**Data lines**.
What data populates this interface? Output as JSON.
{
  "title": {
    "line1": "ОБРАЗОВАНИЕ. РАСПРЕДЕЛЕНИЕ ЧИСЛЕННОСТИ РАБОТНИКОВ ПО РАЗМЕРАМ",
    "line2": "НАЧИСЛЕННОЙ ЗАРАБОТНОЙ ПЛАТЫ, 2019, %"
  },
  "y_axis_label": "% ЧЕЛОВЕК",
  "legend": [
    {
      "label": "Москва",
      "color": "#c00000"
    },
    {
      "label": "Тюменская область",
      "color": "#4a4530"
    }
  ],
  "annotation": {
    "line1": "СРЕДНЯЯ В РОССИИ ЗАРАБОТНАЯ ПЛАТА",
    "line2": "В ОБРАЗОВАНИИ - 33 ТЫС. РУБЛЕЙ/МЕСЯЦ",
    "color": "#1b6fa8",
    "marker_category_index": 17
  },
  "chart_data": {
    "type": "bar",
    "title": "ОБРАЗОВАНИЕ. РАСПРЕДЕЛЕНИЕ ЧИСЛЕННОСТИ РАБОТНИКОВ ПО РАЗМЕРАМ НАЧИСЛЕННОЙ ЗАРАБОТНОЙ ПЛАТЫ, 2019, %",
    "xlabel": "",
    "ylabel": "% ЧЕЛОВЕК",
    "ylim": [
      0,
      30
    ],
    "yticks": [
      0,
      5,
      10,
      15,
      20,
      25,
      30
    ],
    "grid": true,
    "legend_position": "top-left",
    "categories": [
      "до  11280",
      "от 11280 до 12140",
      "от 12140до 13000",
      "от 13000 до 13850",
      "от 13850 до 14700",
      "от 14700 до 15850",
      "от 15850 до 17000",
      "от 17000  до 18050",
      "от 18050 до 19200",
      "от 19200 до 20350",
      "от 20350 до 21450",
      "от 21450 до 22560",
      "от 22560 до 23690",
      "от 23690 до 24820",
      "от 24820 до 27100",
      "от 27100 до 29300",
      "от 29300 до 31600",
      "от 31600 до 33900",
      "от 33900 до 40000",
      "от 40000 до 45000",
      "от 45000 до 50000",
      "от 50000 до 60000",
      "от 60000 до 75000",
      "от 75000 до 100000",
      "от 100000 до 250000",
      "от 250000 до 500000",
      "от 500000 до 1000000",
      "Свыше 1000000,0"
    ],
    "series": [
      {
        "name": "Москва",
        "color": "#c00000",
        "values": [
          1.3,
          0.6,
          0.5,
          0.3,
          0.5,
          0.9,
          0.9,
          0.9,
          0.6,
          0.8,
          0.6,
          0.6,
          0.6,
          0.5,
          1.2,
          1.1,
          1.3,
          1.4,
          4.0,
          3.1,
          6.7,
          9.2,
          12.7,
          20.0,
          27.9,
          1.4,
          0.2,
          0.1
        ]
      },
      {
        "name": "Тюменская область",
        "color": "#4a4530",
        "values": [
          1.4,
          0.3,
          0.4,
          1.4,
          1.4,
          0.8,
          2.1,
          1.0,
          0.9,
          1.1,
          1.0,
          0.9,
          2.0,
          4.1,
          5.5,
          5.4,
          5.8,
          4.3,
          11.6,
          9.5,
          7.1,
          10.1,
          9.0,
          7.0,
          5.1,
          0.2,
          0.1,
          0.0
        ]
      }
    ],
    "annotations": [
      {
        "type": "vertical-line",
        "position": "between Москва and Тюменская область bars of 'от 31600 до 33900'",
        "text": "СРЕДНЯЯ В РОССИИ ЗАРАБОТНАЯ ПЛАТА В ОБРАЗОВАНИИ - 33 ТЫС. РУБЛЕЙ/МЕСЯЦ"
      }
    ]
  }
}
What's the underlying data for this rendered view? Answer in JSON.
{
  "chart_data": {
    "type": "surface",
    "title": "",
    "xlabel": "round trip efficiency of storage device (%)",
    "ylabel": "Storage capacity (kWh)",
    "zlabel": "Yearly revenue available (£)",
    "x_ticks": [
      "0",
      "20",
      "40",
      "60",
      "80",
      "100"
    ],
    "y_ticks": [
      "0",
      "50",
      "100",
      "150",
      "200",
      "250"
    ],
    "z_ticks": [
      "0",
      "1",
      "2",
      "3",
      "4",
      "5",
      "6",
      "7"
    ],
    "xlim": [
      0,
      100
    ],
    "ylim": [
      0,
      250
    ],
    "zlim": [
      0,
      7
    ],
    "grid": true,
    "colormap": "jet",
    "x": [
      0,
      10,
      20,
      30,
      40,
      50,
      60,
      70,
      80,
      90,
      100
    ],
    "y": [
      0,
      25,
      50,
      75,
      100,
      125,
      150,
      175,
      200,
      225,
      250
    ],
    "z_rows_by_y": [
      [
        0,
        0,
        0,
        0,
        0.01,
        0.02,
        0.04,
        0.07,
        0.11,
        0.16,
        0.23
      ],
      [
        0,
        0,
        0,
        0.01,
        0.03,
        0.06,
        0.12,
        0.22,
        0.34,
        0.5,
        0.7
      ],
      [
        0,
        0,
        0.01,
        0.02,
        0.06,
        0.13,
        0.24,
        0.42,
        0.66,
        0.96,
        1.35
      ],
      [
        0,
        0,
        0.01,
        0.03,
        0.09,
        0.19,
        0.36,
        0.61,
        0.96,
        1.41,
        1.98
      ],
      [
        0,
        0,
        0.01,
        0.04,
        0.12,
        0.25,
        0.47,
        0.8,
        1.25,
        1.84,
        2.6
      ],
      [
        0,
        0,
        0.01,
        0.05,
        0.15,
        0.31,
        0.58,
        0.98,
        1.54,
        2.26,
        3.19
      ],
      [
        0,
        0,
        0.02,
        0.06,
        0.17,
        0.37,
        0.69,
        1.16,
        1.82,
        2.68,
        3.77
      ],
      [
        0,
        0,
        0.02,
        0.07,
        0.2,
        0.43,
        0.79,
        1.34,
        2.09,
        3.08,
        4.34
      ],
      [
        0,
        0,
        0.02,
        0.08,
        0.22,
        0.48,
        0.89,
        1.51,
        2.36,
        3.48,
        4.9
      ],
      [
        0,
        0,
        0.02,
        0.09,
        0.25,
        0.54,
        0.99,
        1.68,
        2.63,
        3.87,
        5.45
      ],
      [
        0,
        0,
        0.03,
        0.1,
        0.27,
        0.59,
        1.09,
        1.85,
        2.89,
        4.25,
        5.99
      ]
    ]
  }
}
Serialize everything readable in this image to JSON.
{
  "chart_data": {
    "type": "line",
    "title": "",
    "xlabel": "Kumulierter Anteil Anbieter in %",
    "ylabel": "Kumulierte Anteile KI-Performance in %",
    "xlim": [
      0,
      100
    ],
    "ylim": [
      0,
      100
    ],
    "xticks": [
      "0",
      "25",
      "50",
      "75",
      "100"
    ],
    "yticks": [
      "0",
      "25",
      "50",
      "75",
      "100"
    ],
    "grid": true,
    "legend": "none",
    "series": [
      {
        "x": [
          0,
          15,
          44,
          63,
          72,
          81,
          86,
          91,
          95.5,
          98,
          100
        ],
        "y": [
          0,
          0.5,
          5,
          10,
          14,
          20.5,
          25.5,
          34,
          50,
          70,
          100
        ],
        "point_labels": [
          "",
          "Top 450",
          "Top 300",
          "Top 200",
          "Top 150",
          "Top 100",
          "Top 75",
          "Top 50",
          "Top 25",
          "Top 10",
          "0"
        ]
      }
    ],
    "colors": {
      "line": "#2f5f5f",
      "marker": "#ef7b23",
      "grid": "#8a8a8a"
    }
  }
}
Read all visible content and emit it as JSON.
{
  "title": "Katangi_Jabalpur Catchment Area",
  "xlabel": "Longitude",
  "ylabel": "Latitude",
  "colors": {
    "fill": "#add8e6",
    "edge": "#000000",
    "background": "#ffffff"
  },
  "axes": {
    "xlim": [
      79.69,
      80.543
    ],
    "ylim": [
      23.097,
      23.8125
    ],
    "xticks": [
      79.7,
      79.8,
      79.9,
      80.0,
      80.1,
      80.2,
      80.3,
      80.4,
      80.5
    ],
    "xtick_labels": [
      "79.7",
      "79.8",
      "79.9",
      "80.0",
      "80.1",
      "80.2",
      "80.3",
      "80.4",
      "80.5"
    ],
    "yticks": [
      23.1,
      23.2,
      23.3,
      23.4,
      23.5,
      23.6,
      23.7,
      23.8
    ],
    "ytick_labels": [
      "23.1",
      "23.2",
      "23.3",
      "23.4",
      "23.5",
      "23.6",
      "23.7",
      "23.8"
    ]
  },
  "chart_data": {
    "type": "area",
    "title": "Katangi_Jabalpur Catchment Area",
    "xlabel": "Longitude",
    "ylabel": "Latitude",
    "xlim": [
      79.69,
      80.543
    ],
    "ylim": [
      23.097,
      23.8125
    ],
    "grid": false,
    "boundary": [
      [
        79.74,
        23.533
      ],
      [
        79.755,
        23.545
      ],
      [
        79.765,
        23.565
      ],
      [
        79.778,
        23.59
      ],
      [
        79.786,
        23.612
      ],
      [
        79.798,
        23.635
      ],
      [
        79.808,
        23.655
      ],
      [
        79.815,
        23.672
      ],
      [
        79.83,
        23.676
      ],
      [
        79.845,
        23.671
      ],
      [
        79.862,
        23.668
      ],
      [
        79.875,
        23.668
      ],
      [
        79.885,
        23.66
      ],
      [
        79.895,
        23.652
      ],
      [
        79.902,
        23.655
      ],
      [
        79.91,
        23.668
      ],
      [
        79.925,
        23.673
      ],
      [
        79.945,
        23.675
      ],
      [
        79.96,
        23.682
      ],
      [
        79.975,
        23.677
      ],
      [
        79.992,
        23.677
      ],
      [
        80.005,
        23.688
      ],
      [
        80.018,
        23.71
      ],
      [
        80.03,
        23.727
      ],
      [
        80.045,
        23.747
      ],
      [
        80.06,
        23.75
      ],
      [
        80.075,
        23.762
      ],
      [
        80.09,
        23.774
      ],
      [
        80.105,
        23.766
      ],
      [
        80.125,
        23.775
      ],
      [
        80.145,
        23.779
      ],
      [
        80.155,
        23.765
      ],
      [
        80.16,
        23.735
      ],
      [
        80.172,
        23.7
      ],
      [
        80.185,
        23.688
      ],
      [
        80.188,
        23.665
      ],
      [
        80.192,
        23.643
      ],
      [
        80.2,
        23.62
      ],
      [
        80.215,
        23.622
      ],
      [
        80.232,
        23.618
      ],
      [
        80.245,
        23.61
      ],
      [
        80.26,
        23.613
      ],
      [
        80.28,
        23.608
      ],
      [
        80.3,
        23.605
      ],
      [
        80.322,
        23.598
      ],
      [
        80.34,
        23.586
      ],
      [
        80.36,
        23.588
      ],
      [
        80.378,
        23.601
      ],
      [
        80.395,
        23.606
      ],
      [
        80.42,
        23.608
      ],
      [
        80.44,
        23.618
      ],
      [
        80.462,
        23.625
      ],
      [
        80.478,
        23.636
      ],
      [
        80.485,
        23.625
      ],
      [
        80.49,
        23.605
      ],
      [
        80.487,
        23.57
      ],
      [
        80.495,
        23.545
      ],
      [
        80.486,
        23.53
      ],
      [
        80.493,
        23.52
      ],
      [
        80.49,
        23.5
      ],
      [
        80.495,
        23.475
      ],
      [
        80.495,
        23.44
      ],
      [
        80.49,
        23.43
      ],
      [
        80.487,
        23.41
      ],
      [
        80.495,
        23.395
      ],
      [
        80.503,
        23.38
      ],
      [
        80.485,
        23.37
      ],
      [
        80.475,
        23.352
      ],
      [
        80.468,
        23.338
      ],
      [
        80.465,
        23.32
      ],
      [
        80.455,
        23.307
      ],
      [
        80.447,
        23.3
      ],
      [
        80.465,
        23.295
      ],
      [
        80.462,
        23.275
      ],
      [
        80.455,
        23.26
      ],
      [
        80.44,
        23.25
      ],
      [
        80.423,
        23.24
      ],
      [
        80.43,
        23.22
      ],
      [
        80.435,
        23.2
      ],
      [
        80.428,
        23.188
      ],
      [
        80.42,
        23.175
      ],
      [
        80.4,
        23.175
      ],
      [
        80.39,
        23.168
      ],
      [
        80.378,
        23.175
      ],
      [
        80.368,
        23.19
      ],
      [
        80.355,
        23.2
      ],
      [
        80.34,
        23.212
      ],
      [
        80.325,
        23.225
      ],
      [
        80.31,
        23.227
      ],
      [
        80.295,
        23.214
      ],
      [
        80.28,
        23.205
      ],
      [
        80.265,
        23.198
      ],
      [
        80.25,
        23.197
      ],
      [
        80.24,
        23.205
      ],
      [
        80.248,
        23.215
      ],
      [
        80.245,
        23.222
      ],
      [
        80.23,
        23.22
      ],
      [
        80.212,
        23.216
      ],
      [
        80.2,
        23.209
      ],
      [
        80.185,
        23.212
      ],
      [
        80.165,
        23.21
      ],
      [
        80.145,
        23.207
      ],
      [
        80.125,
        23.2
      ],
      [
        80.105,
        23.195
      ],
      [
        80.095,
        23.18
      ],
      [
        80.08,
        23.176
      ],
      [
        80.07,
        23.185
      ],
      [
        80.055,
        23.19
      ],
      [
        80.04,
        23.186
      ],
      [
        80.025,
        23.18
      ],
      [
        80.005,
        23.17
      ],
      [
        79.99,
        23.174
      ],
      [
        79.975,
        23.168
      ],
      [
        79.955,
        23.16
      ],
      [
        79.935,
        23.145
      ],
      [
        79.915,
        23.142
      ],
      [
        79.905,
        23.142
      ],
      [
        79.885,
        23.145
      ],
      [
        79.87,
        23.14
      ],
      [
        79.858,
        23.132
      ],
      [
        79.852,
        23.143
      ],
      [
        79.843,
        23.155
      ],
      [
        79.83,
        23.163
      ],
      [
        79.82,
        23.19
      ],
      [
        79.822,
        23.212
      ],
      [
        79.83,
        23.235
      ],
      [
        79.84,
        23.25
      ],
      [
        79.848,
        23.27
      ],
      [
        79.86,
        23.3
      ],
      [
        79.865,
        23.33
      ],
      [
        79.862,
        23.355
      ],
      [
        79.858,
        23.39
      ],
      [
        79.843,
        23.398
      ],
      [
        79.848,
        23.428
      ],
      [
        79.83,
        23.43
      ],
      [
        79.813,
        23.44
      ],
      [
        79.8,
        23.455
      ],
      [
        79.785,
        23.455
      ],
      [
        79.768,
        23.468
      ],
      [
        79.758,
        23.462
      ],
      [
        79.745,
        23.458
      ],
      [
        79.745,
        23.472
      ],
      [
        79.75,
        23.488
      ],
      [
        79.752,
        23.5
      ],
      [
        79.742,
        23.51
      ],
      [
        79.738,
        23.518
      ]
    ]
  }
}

**Goal**.
Find the lines above that contain the word "Longitude" and collect them.

**Solution to the exercise**.
  "xlabel": "Longitude",
    "xlabel": "Longitude",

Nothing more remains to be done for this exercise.